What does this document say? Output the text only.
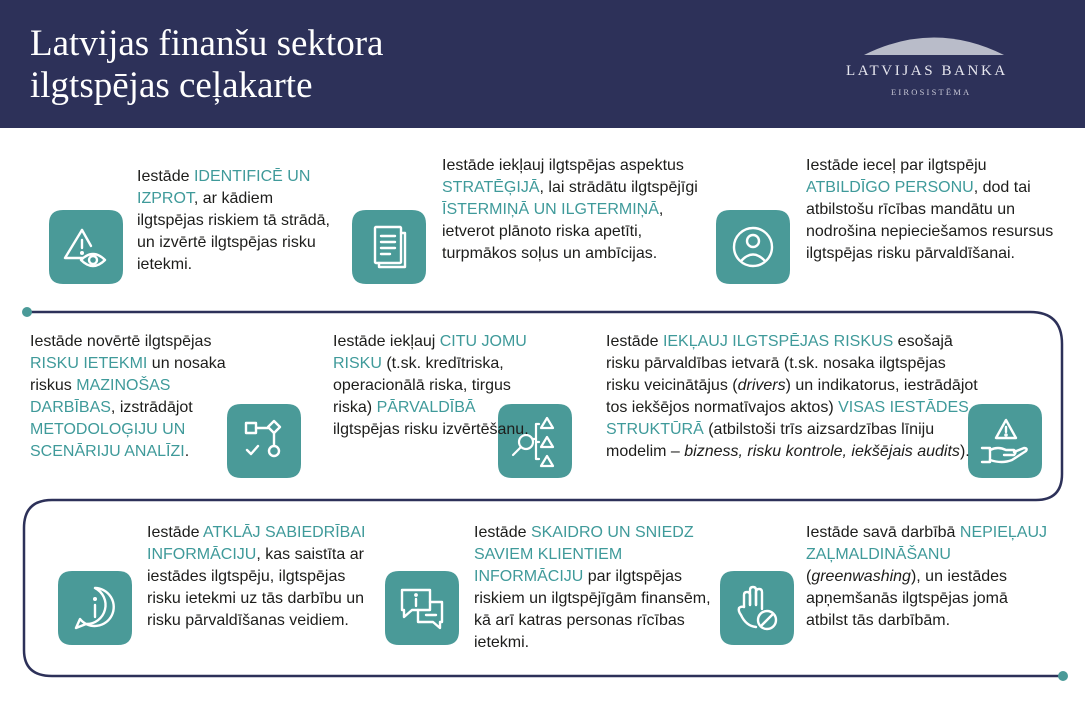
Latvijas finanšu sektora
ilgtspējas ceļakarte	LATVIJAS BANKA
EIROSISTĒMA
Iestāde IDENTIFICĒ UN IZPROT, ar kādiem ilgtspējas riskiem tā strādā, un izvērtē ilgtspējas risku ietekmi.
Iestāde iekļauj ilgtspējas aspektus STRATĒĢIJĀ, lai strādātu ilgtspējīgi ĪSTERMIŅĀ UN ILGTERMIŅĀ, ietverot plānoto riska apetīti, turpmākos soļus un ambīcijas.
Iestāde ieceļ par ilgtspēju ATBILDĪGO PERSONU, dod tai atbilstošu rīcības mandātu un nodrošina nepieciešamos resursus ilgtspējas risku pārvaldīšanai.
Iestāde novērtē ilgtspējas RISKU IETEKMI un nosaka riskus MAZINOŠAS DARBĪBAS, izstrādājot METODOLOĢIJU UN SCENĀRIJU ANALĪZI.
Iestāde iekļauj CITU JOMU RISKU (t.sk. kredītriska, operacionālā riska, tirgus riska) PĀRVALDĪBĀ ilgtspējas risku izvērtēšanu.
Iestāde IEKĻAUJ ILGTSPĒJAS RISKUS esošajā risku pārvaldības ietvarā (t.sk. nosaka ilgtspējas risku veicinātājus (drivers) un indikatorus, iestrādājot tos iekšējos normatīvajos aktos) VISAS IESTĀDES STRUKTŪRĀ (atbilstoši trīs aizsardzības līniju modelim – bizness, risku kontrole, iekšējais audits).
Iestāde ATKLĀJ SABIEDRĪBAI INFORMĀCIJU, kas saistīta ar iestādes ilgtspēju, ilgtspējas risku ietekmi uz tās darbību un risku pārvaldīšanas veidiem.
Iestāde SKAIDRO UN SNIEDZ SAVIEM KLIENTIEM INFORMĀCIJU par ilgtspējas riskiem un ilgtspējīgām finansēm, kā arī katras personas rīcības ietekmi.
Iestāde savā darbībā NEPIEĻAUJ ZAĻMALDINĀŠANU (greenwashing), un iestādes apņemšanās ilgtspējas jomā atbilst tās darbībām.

==

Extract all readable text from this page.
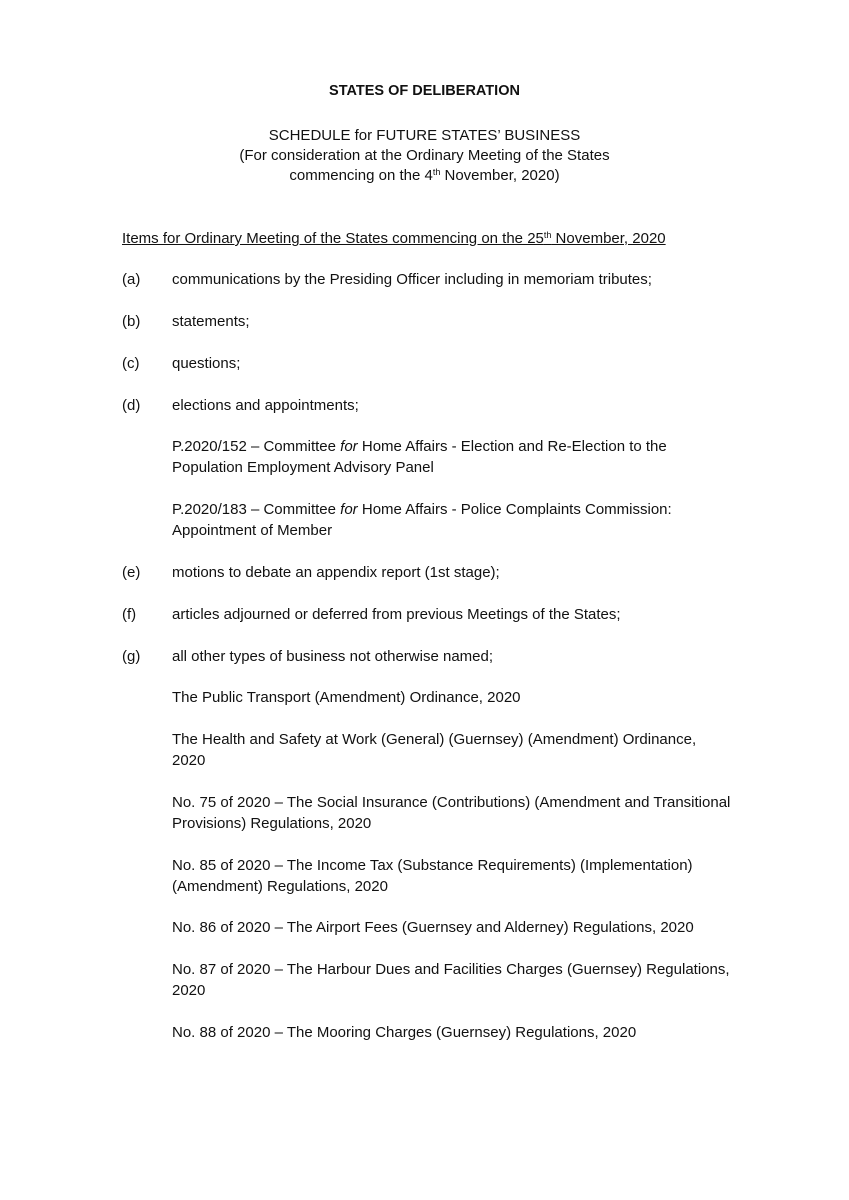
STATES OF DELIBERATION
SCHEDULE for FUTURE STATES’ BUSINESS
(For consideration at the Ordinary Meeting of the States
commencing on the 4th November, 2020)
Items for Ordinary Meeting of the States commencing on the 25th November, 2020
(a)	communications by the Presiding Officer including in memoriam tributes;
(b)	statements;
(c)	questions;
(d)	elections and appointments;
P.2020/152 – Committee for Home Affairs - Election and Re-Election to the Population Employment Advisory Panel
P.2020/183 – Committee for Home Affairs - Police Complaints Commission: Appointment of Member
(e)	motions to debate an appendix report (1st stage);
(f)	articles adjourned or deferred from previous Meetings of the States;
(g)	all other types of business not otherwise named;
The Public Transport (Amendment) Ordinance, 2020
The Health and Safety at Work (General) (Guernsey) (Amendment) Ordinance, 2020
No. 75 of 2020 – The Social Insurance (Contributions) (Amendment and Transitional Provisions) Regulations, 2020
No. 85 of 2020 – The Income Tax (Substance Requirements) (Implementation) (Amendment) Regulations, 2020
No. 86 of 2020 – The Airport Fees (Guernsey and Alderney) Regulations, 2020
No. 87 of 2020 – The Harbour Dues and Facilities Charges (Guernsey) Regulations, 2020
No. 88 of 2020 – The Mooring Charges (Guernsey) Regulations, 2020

» **Task**: Find every line in the records above that holds the word "text", and copy each one.

» **Result of this task**:
What does this document say? Output the text only.
Extract all readable text from this page.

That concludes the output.